= Stated problem =
Identify all lines below that hold "Tillsammans" and collect them.

Stored items:
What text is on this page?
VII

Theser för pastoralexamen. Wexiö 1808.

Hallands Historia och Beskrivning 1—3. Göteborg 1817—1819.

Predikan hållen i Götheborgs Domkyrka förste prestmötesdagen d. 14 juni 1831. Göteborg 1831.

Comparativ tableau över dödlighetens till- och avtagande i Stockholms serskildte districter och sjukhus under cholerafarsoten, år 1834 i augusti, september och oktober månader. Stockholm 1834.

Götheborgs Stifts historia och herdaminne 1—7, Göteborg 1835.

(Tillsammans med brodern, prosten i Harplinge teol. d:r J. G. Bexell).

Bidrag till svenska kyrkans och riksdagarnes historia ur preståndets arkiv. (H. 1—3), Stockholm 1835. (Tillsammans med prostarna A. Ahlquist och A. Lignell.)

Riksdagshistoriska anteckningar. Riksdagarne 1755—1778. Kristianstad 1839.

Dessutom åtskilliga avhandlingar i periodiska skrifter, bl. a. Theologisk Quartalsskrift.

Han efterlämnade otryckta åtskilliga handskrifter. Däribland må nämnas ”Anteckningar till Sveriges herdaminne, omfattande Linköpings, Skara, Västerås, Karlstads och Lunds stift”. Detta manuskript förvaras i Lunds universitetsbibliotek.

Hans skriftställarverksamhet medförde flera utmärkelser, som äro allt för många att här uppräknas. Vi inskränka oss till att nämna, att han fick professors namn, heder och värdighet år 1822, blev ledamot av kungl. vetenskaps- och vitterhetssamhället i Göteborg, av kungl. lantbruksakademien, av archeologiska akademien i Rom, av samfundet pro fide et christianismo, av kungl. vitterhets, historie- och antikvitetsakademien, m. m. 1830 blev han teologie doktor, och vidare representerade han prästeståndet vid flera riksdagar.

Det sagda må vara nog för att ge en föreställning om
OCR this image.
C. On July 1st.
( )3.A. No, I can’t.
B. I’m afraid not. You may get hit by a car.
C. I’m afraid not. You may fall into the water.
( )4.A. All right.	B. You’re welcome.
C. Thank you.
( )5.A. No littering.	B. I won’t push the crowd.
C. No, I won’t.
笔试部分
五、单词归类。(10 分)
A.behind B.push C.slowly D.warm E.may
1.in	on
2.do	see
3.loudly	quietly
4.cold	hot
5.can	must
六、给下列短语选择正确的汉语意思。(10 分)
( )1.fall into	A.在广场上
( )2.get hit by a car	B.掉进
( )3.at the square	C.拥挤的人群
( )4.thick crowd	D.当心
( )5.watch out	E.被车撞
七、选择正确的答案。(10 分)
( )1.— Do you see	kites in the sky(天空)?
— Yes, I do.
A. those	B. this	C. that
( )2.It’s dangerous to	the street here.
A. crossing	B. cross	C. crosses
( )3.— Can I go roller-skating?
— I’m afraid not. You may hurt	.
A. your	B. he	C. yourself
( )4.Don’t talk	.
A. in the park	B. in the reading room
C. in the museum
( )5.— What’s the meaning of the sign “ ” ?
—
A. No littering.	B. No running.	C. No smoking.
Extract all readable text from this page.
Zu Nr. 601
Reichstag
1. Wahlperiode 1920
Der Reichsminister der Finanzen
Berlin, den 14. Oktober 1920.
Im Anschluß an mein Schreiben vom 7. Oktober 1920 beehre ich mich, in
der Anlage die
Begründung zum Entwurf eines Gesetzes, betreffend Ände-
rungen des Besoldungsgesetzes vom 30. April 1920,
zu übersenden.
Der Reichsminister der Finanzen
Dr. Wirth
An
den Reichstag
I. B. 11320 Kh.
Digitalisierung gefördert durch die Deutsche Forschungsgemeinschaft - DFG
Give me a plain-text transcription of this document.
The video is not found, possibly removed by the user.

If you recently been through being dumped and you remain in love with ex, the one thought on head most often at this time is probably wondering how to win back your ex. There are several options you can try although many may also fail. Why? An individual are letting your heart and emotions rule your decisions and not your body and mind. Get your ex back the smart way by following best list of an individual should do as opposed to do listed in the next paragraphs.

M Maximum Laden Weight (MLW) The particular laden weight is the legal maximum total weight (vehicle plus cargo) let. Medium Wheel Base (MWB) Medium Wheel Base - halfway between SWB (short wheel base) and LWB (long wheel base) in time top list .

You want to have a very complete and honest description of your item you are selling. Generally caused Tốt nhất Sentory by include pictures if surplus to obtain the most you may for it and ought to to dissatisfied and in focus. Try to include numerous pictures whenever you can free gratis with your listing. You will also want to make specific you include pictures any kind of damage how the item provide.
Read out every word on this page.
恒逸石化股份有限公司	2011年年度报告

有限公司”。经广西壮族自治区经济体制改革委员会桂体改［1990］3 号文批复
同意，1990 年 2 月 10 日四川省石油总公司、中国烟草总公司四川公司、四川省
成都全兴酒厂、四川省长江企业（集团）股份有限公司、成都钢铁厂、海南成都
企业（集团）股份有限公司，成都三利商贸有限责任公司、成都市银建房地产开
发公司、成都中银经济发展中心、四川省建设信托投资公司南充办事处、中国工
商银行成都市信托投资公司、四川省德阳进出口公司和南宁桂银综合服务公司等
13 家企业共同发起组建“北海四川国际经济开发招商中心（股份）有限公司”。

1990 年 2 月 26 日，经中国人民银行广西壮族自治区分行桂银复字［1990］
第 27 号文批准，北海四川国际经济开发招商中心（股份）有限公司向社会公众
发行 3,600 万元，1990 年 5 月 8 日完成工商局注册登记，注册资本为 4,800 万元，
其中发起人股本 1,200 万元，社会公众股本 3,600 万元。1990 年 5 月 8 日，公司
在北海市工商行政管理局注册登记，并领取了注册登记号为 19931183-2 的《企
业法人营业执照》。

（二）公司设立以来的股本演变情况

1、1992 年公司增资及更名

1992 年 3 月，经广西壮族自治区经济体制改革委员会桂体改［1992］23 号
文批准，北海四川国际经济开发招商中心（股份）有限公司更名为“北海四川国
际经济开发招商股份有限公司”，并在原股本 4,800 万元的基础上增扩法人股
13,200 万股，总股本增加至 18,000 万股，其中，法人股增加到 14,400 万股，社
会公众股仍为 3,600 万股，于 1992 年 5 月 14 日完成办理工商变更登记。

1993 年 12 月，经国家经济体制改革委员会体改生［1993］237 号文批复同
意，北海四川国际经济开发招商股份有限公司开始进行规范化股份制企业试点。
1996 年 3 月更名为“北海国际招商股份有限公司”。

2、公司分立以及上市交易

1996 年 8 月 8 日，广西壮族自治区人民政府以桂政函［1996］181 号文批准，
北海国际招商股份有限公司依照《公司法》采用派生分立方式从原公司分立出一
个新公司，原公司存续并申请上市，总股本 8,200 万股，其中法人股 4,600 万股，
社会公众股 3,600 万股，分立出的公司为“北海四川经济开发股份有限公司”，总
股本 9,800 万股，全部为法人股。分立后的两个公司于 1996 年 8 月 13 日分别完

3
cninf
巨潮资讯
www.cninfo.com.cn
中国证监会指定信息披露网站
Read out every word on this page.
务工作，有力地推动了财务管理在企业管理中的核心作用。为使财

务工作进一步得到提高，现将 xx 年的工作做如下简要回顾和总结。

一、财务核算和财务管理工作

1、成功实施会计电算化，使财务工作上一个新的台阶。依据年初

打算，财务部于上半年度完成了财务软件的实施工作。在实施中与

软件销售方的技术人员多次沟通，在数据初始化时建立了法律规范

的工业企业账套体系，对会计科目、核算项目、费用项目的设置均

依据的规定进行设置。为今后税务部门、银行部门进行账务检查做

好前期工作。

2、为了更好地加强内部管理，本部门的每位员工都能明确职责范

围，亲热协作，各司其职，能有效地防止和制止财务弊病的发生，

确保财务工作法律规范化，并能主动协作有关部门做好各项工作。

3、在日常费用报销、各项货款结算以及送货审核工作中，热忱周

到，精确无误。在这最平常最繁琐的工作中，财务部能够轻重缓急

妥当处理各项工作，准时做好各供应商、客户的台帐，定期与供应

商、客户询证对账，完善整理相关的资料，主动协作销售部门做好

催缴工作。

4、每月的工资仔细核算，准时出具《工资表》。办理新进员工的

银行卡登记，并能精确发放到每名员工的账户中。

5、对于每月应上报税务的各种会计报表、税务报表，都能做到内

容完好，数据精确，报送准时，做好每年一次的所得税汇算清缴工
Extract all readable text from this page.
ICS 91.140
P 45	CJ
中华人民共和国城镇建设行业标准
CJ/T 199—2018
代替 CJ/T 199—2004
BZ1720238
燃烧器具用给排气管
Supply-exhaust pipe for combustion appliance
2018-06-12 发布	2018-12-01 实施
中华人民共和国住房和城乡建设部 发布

= Written solution =
(Tillsammans med brodern, prosten i Harplinge teol. d:r J. G. Bexell).
Bidrag till svenska kyrkans och riksdagarnes historia ur preståndets arkiv. (H. 1—3), Stockholm 1835. (Tillsammans med prostarna A. Ahlquist och A. Lignell.)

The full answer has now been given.